(Dataset items)
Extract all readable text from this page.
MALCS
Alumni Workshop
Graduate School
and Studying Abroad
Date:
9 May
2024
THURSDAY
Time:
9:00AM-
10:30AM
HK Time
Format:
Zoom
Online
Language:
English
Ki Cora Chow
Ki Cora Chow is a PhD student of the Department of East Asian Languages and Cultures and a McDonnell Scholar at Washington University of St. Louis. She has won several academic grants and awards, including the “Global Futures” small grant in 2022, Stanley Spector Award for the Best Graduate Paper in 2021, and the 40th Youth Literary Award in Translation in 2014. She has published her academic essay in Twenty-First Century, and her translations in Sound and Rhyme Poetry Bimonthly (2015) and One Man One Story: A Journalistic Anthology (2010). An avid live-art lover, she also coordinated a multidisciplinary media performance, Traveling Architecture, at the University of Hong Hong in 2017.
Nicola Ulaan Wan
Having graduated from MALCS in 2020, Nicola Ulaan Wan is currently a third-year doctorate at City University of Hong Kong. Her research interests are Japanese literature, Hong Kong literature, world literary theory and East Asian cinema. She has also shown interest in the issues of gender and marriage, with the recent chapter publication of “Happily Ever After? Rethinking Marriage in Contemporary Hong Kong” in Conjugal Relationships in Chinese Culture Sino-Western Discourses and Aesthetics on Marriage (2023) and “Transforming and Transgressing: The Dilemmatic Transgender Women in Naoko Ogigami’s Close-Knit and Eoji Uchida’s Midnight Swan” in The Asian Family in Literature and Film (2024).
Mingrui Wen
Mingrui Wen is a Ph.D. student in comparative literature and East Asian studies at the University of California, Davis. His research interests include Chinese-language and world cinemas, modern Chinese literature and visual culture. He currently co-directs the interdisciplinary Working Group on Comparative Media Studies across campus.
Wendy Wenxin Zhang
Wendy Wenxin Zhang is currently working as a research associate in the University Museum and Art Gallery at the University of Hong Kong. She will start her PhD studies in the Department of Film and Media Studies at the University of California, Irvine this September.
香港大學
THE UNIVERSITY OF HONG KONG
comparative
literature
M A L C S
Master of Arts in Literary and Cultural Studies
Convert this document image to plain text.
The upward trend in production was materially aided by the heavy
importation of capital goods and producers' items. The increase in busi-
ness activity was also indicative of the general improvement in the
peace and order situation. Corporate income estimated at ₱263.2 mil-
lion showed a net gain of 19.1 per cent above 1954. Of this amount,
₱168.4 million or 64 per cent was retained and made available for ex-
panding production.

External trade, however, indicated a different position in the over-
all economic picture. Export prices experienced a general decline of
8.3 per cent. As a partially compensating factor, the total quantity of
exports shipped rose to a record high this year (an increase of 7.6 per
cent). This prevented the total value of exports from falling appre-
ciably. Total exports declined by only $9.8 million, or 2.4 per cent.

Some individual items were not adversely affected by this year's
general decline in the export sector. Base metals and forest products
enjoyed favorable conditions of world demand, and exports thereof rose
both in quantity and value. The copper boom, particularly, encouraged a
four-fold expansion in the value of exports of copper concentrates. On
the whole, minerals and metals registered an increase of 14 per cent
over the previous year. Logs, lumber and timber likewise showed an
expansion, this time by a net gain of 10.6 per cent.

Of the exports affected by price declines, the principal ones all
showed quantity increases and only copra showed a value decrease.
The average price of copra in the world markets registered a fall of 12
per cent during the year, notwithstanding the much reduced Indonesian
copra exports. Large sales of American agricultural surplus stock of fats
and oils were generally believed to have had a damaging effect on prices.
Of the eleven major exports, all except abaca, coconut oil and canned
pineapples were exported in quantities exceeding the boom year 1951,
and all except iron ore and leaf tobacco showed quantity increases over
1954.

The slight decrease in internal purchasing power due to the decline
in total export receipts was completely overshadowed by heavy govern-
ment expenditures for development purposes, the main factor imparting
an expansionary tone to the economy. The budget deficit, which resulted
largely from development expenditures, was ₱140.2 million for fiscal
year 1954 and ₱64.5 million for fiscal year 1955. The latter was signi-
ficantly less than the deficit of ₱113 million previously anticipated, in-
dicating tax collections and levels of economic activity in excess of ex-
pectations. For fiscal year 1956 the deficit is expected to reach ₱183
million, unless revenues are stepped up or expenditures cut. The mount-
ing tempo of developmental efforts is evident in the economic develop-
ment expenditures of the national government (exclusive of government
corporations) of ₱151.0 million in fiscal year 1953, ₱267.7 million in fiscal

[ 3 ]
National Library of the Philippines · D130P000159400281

What you will do. Restate every record exactly, leaving nothing out.

Answer below.
Extract all readable text from this page.
MALCS
Alumni Workshop
Graduate School
and Studying Abroad
Date:
9 May
2024
THURSDAY
Time:
9:00AM-
10:30AM
HK Time
Format:
Zoom
Online
Language:
English
Ki Cora Chow
Ki Cora Chow is a PhD student of the Department of East Asian Languages and Cultures and a McDonnell Scholar at Washington University of St. Louis. She has won several academic grants and awards, including the “Global Futures” small grant in 2022, Stanley Spector Award for the Best Graduate Paper in 2021, and the 40th Youth Literary Award in Translation in 2014. She has published her academic essay in Twenty-First Century, and her translations in Sound and Rhyme Poetry Bimonthly (2015) and One Man One Story: A Journalistic Anthology (2010). An avid live-art lover, she also coordinated a multidisciplinary media performance, Traveling Architecture, at the University of Hong Hong in 2017.
Nicola Ulaan Wan
Having graduated from MALCS in 2020, Nicola Ulaan Wan is currently a third-year doctorate at City University of Hong Kong. Her research interests are Japanese literature, Hong Kong literature, world literary theory and East Asian cinema. She has also shown interest in the issues of gender and marriage, with the recent chapter publication of “Happily Ever After? Rethinking Marriage in Contemporary Hong Kong” in Conjugal Relationships in Chinese Culture Sino-Western Discourses and Aesthetics on Marriage (2023) and “Transforming and Transgressing: The Dilemmatic Transgender Women in Naoko Ogigami’s Close-Knit and Eoji Uchida’s Midnight Swan” in The Asian Family in Literature and Film (2024).
Mingrui Wen
Mingrui Wen is a Ph.D. student in comparative literature and East Asian studies at the University of California, Davis. His research interests include Chinese-language and world cinemas, modern Chinese literature and visual culture. He currently co-directs the interdisciplinary Working Group on Comparative Media Studies across campus.
Wendy Wenxin Zhang
Wendy Wenxin Zhang is currently working as a research associate in the University Museum and Art Gallery at the University of Hong Kong. She will start her PhD studies in the Department of Film and Media Studies at the University of California, Irvine this September.
香港大學
THE UNIVERSITY OF HONG KONG
comparative
literature
M A L C S
Master of Arts in Literary and Cultural Studies
Convert this document image to plain text.
The upward trend in production was materially aided by the heavy
importation of capital goods and producers' items. The increase in busi-
ness activity was also indicative of the general improvement in the
peace and order situation. Corporate income estimated at ₱263.2 mil-
lion showed a net gain of 19.1 per cent above 1954. Of this amount,
₱168.4 million or 64 per cent was retained and made available for ex-
panding production.

External trade, however, indicated a different position in the over-
all economic picture. Export prices experienced a general decline of
8.3 per cent. As a partially compensating factor, the total quantity of
exports shipped rose to a record high this year (an increase of 7.6 per
cent). This prevented the total value of exports from falling appre-
ciably. Total exports declined by only $9.8 million, or 2.4 per cent.

Some individual items were not adversely affected by this year's
general decline in the export sector. Base metals and forest products
enjoyed favorable conditions of world demand, and exports thereof rose
both in quantity and value. The copper boom, particularly, encouraged a
four-fold expansion in the value of exports of copper concentrates. On
the whole, minerals and metals registered an increase of 14 per cent
over the previous year. Logs, lumber and timber likewise showed an
expansion, this time by a net gain of 10.6 per cent.

Of the exports affected by price declines, the principal ones all
showed quantity increases and only copra showed a value decrease.
The average price of copra in the world markets registered a fall of 12
per cent during the year, notwithstanding the much reduced Indonesian
copra exports. Large sales of American agricultural surplus stock of fats
and oils were generally believed to have had a damaging effect on prices.
Of the eleven major exports, all except abaca, coconut oil and canned
pineapples were exported in quantities exceeding the boom year 1951,
and all except iron ore and leaf tobacco showed quantity increases over
1954.

The slight decrease in internal purchasing power due to the decline
in total export receipts was completely overshadowed by heavy govern-
ment expenditures for development purposes, the main factor imparting
an expansionary tone to the economy. The budget deficit, which resulted
largely from development expenditures, was ₱140.2 million for fiscal
year 1954 and ₱64.5 million for fiscal year 1955. The latter was signi-
ficantly less than the deficit of ₱113 million previously anticipated, in-
dicating tax collections and levels of economic activity in excess of ex-
pectations. For fiscal year 1956 the deficit is expected to reach ₱183
million, unless revenues are stepped up or expenditures cut. The mount-
ing tempo of developmental efforts is evident in the economic develop-
ment expenditures of the national government (exclusive of government
corporations) of ₱151.0 million in fiscal year 1953, ₱267.7 million in fiscal

[ 3 ]
National Library of the Philippines · D130P000159400281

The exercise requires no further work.